§ What you are asked to do: Copy the lines below word for word, beginning with the line that contains "volume-bar — [116, 44, 120, 54]" and continuing through the line that contains "candle-body — [447, 313, 451, 320]", both included.

§ Material:

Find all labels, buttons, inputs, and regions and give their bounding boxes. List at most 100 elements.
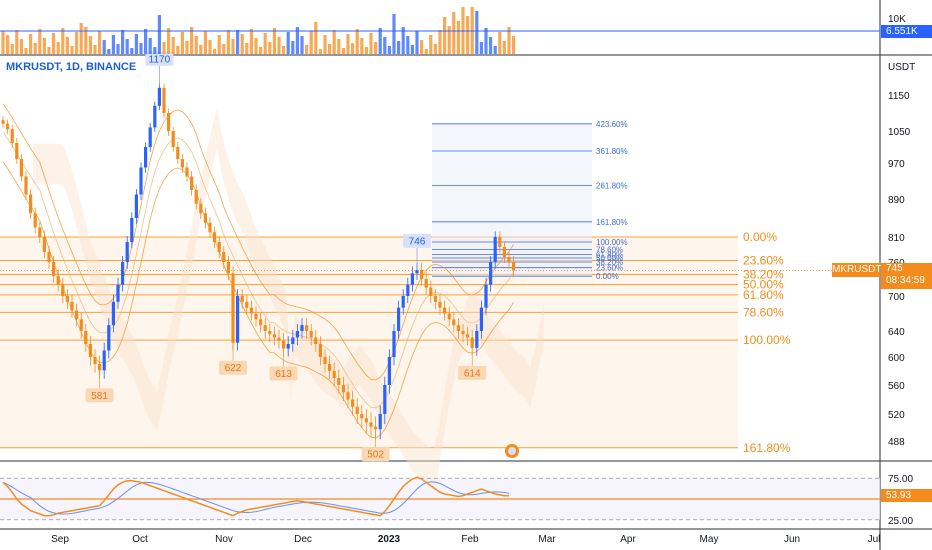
volume-bar — [116, 44, 120, 54]
candle-body — [171, 131, 175, 147]
volume-bar — [1, 31, 5, 54]
volume-bar — [332, 30, 336, 54]
last-price: 745 — [886, 263, 903, 274]
fib-large-label: 38.20% — [743, 267, 784, 281]
candle-body — [323, 357, 327, 364]
volume-bar — [410, 45, 414, 54]
candle-body — [309, 331, 313, 338]
candle-body — [498, 237, 502, 247]
candle-body — [484, 284, 488, 308]
volume-bar — [286, 32, 290, 54]
candle-body — [314, 337, 318, 344]
volume-bar — [259, 47, 263, 54]
volume-bar — [415, 31, 419, 54]
volume-bar — [346, 34, 350, 54]
volume-bar — [424, 49, 428, 54]
volume-bar — [249, 29, 253, 54]
volume-bar — [236, 30, 240, 54]
volume-bar — [254, 38, 258, 54]
time-axis-label: Dec — [294, 534, 312, 545]
candle-body — [507, 257, 511, 262]
candle-body — [360, 414, 364, 419]
fib-small-label: 261.80% — [596, 182, 628, 191]
time-axis-label: Jul — [868, 534, 881, 545]
candle-body — [295, 331, 299, 338]
candle-body — [447, 313, 451, 320]
volume-bar — [456, 21, 460, 54]
candle-body — [180, 159, 184, 168]
volume-bar — [420, 40, 424, 54]
volume-bar — [318, 49, 322, 54]
volume-bar — [217, 35, 221, 54]
candle-body — [213, 232, 217, 242]
price-label-text: 581 — [91, 391, 108, 402]
candle-body — [479, 307, 483, 331]
volume-bar — [263, 33, 267, 54]
candle-body — [130, 218, 134, 242]
symbol-title: MKRUSDT, 1D, BINANCE — [6, 61, 137, 73]
volume-bar — [52, 33, 56, 54]
candle-body — [429, 287, 433, 296]
volume-bar — [134, 34, 138, 54]
volume-bar — [512, 36, 516, 54]
volume-bar — [199, 45, 203, 54]
price-axis-label: 640 — [888, 327, 905, 338]
candle-body — [10, 129, 14, 143]
rsi-line — [2, 476, 509, 517]
volume-bar — [300, 36, 304, 54]
volume-bar — [139, 43, 143, 54]
candle-body — [387, 357, 391, 385]
rsi-last-tag: 53.93 — [881, 489, 932, 502]
candle-body — [268, 331, 272, 335]
fib-small-label: 100.00% — [596, 238, 628, 247]
candle-body — [305, 325, 309, 331]
price-label-text: 613 — [275, 369, 292, 380]
candle-body — [162, 87, 166, 113]
volume-bar — [364, 47, 368, 54]
candle-body — [259, 319, 263, 326]
volume-bar — [56, 42, 60, 54]
candle-body — [208, 222, 212, 233]
time-axis-label: May — [700, 534, 719, 545]
candle-body — [79, 319, 83, 331]
volume-bar — [194, 36, 198, 54]
volume-bar — [190, 27, 194, 54]
volume-bar — [295, 27, 299, 54]
volume-bar — [203, 31, 207, 54]
candle-body — [102, 350, 106, 371]
volume-bar — [392, 14, 396, 54]
time-axis-label: Mar — [538, 534, 556, 545]
candle-body — [199, 203, 203, 214]
price-axis-label: 1150 — [888, 91, 910, 102]
price-label-text: 622 — [225, 363, 242, 374]
volume-bar — [157, 15, 161, 54]
volume-bar — [130, 48, 134, 54]
candle-body — [475, 331, 479, 348]
volume-bar — [180, 32, 184, 54]
time-axis-label: Feb — [461, 534, 479, 545]
volume-last-tag: 6.551K — [881, 25, 932, 38]
price-label-box — [269, 366, 298, 381]
volume-bar — [42, 38, 46, 54]
volume-bar — [98, 31, 102, 54]
countdown: 08:34:59 — [886, 275, 925, 286]
volume-bar — [337, 39, 341, 54]
candle-body — [328, 364, 332, 371]
volume-bar — [438, 30, 442, 54]
candle-body — [52, 262, 56, 277]
price-axis-label: 810 — [888, 233, 905, 244]
candle-body — [397, 307, 401, 331]
candle-body — [38, 227, 42, 237]
volume-bar — [282, 46, 286, 54]
candle-body — [512, 262, 516, 271]
fib-small-label: 361.80% — [596, 147, 628, 156]
cloud-area — [33, 107, 544, 490]
candle-body — [190, 176, 194, 190]
fib-small-label: 78.60% — [596, 246, 623, 255]
volume-bar — [272, 28, 276, 54]
volume-scale-label: 10K — [888, 14, 906, 25]
volume-bar — [33, 43, 37, 54]
volume-bar — [107, 49, 111, 54]
candle-body — [364, 418, 368, 423]
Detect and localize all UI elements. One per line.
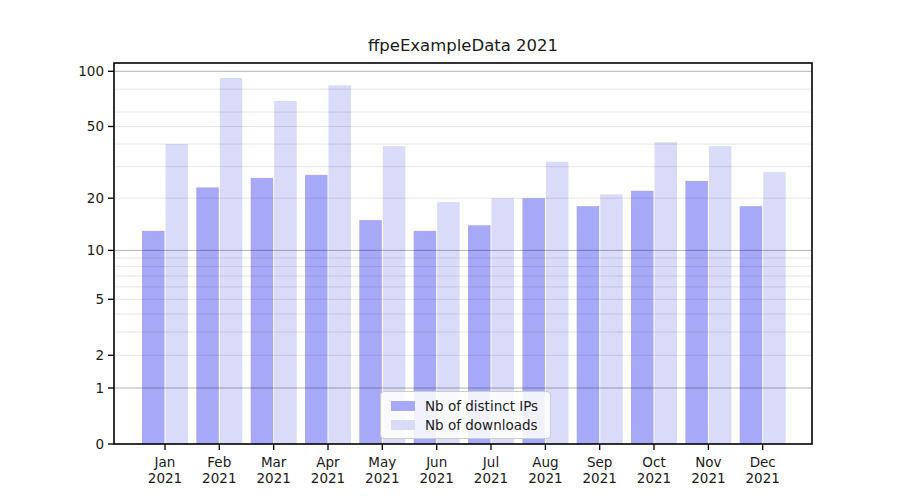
x-tick-label-year-nov: 2021 (691, 470, 725, 486)
y-tick-label-1: 1 (95, 380, 104, 396)
bar-downloads-oct (655, 142, 678, 444)
legend-swatch-downloads (391, 420, 415, 430)
legend-item-distinct-ips: Nb of distinct IPs (391, 398, 538, 413)
x-tick-label-year-aug: 2021 (528, 470, 562, 486)
y-tick-label-5: 5 (95, 291, 104, 307)
bars-layer (142, 78, 786, 444)
x-tick-label-year-sep: 2021 (583, 470, 617, 486)
y-tick-label-100: 100 (78, 63, 104, 79)
x-tick-label-year-oct: 2021 (637, 470, 671, 486)
x-tick-label-month-apr: Apr (316, 454, 340, 470)
figure: 0125102050100Jan2021Feb2021Mar2021Apr202… (0, 0, 900, 500)
bar-distinct-ips-dec (740, 206, 763, 444)
x-tick-label-month-dec: Dec (750, 454, 776, 470)
x-tick-label-month-jul: Jul (482, 454, 499, 470)
y-tick-label-10: 10 (87, 242, 104, 258)
bar-distinct-ips-oct (631, 191, 654, 444)
x-tick-label-year-feb: 2021 (202, 470, 236, 486)
bar-downloads-dec (763, 172, 786, 444)
chart-title: ffpeExampleData 2021 (368, 36, 558, 55)
y-tick-label-2: 2 (95, 347, 104, 363)
legend-swatch-distinct-ips (391, 401, 415, 411)
x-tick-label-month-nov: Nov (695, 454, 721, 470)
x-tick-label-month-may: May (368, 454, 396, 470)
x-tick-label-month-jan: Jan (154, 454, 176, 470)
legend-label-distinct-ips: Nb of distinct IPs (425, 398, 538, 414)
y-tick-label-50: 50 (87, 118, 104, 134)
bar-distinct-ips-feb (196, 187, 219, 444)
bar-downloads-jan (166, 144, 189, 444)
bar-distinct-ips-jan (142, 231, 165, 444)
x-tick-label-year-may: 2021 (365, 470, 399, 486)
bar-downloads-sep (600, 194, 623, 444)
x-tick-label-month-oct: Oct (642, 454, 665, 470)
x-tick-label-year-jun: 2021 (420, 470, 454, 486)
y-tick-label-0: 0 (95, 436, 104, 452)
bar-distinct-ips-sep (577, 206, 600, 444)
x-tick-label-month-sep: Sep (587, 454, 612, 470)
x-tick-label-month-feb: Feb (207, 454, 231, 470)
y-tick-label-20: 20 (87, 190, 104, 206)
bar-distinct-ips-apr (305, 175, 328, 444)
x-tick-label-month-aug: Aug (532, 454, 558, 470)
legend-label-downloads: Nb of downloads (425, 417, 538, 433)
x-tick-label-year-mar: 2021 (257, 470, 291, 486)
x-tick-label-year-dec: 2021 (746, 470, 780, 486)
bar-downloads-nov (709, 146, 732, 444)
legend-item-downloads: Nb of downloads (391, 417, 538, 432)
bar-downloads-mar (274, 101, 297, 444)
x-tick-label-month-jun: Jun (425, 454, 447, 470)
bar-downloads-apr (329, 85, 352, 444)
bar-downloads-feb (220, 78, 243, 444)
x-tick-label-month-mar: Mar (261, 454, 287, 470)
x-tick-label-year-jan: 2021 (148, 470, 182, 486)
x-tick-label-year-apr: 2021 (311, 470, 345, 486)
bar-distinct-ips-nov (685, 181, 708, 444)
legend: Nb of distinct IPs Nb of downloads (380, 391, 551, 439)
bar-distinct-ips-mar (251, 178, 274, 444)
x-tick-label-year-jul: 2021 (474, 470, 508, 486)
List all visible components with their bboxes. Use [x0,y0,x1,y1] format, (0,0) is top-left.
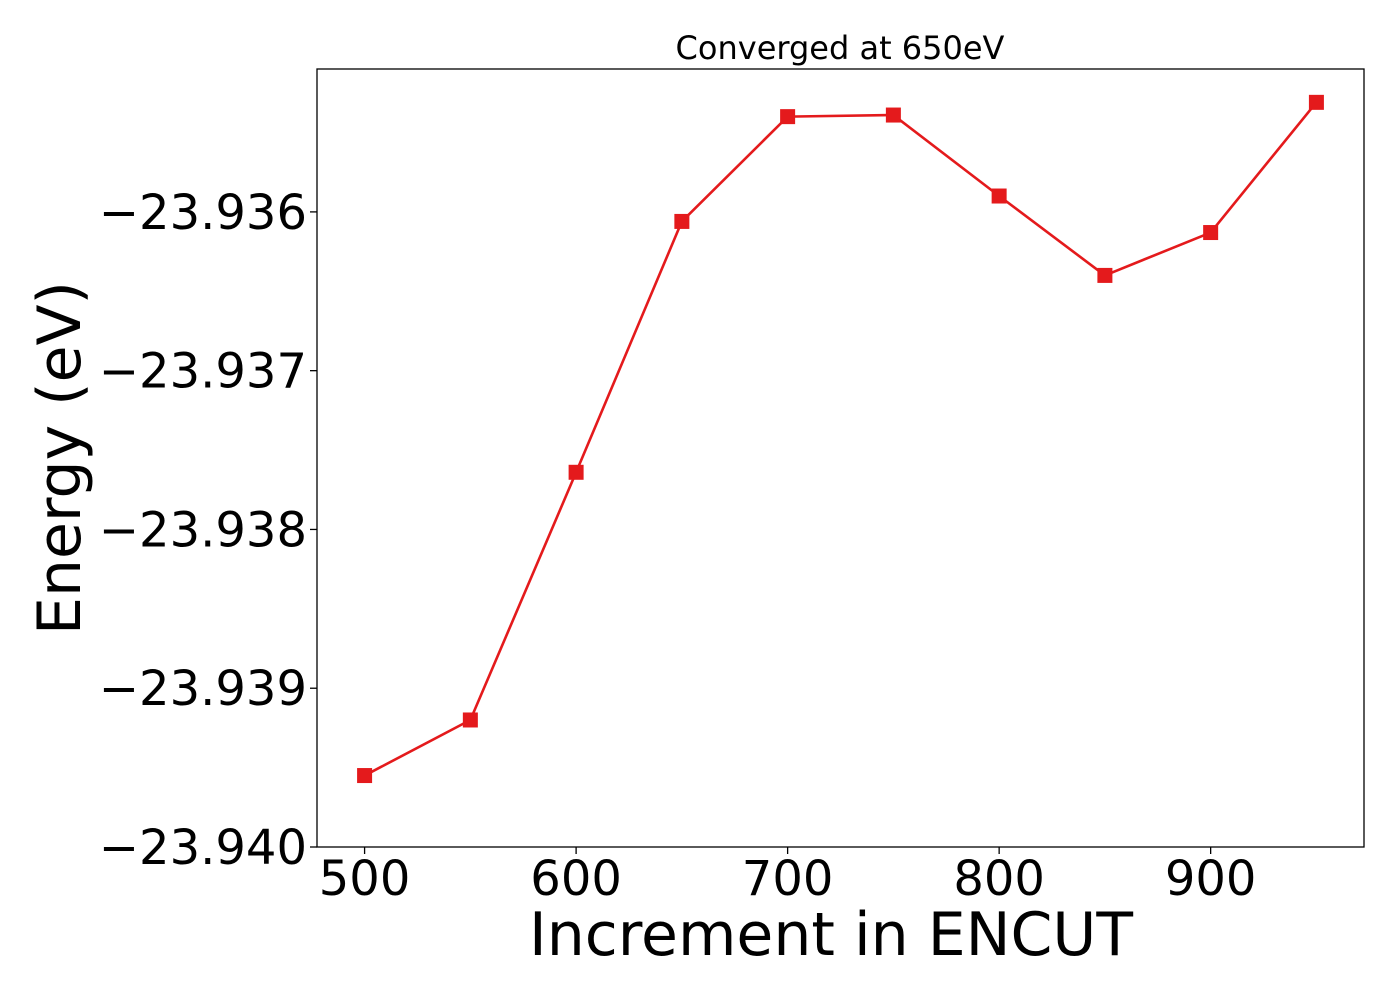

§ Full solution:
volume-bar — [116, 44, 120, 54]
candle-body — [171, 131, 175, 147]
volume-bar — [1, 31, 5, 54]
volume-bar — [332, 30, 336, 54]
last-price: 745 — [886, 263, 903, 274]
fib-large-label: 38.20% — [743, 267, 784, 281]
candle-body — [323, 357, 327, 364]
volume-bar — [410, 45, 414, 54]
candle-body — [309, 331, 313, 338]
candle-body — [498, 237, 502, 247]
candle-body — [484, 284, 488, 308]
volume-bar — [286, 32, 290, 54]
candle-body — [314, 337, 318, 344]
volume-bar — [259, 47, 263, 54]
volume-bar — [415, 31, 419, 54]
volume-bar — [346, 34, 350, 54]
volume-bar — [424, 49, 428, 54]
volume-bar — [249, 29, 253, 54]
volume-bar — [236, 30, 240, 54]
volume-bar — [254, 38, 258, 54]
time-axis-label: Dec — [294, 534, 312, 545]
candle-body — [507, 257, 511, 262]
candle-body — [360, 414, 364, 419]
fib-small-label: 261.80% — [596, 182, 628, 191]
time-axis-label: Jul — [868, 534, 881, 545]
candle-body — [295, 331, 299, 338]
candle-body — [447, 313, 451, 320]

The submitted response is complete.